TASK DIRECTIONS ▸
Please reproduce every record, keeping each one exactly as written.

-- SUPPLIED ENTRIES start --

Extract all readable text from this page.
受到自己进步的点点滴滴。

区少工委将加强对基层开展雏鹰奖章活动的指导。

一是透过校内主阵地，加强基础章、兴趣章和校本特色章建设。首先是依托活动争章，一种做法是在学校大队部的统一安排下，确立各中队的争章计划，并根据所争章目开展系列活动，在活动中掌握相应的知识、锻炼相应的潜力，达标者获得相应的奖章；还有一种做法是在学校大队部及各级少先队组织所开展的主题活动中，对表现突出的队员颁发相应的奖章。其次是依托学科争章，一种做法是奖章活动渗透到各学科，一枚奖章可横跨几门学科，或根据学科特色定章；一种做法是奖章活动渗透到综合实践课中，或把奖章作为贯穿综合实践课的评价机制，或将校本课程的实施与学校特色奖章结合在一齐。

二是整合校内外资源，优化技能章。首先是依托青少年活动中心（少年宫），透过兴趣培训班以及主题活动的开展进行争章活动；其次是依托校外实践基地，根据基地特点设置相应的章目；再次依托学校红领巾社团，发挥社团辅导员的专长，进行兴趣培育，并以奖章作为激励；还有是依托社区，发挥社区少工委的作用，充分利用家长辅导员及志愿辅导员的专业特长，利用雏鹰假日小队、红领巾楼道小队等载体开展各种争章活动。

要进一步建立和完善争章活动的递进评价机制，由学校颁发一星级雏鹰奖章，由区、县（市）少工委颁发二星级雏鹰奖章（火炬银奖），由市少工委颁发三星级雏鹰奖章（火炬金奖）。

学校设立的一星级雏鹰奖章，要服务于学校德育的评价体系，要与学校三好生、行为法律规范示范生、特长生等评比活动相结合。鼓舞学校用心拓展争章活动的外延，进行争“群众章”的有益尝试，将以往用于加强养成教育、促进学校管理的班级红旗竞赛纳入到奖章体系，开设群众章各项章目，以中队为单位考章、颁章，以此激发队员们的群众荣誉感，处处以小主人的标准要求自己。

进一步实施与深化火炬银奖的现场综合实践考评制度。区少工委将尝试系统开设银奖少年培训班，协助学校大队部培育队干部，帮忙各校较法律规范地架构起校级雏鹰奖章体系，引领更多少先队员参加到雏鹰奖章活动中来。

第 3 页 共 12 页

-- SUPPLIED ENTRIES end --

ANSWER IN FULL ▸
Extract all readable text from this page.
受到自己进步的点点滴滴。

区少工委将加强对基层开展雏鹰奖章活动的指导。

一是透过校内主阵地，加强基础章、兴趣章和校本特色章建设。首先是依托活动争章，一种做法是在学校大队部的统一安排下，确立各中队的争章计划，并根据所争章目开展系列活动，在活动中掌握相应的知识、锻炼相应的潜力，达标者获得相应的奖章；还有一种做法是在学校大队部及各级少先队组织所开展的主题活动中，对表现突出的队员颁发相应的奖章。其次是依托学科争章，一种做法是奖章活动渗透到各学科，一枚奖章可横跨几门学科，或根据学科特色定章；一种做法是奖章活动渗透到综合实践课中，或把奖章作为贯穿综合实践课的评价机制，或将校本课程的实施与学校特色奖章结合在一齐。

二是整合校内外资源，优化技能章。首先是依托青少年活动中心（少年宫），透过兴趣培训班以及主题活动的开展进行争章活动；其次是依托校外实践基地，根据基地特点设置相应的章目；再次依托学校红领巾社团，发挥社团辅导员的专长，进行兴趣培育，并以奖章作为激励；还有是依托社区，发挥社区少工委的作用，充分利用家长辅导员及志愿辅导员的专业特长，利用雏鹰假日小队、红领巾楼道小队等载体开展各种争章活动。

要进一步建立和完善争章活动的递进评价机制，由学校颁发一星级雏鹰奖章，由区、县（市）少工委颁发二星级雏鹰奖章（火炬银奖），由市少工委颁发三星级雏鹰奖章（火炬金奖）。

学校设立的一星级雏鹰奖章，要服务于学校德育的评价体系，要与学校三好生、行为法律规范示范生、特长生等评比活动相结合。鼓舞学校用心拓展争章活动的外延，进行争“群众章”的有益尝试，将以往用于加强养成教育、促进学校管理的班级红旗竞赛纳入到奖章体系，开设群众章各项章目，以中队为单位考章、颁章，以此激发队员们的群众荣誉感，处处以小主人的标准要求自己。

进一步实施与深化火炬银奖的现场综合实践考评制度。区少工委将尝试系统开设银奖少年培训班，协助学校大队部培育队干部，帮忙各校较法律规范地架构起校级雏鹰奖章体系，引领更多少先队员参加到雏鹰奖章活动中来。

第 3 页 共 12 页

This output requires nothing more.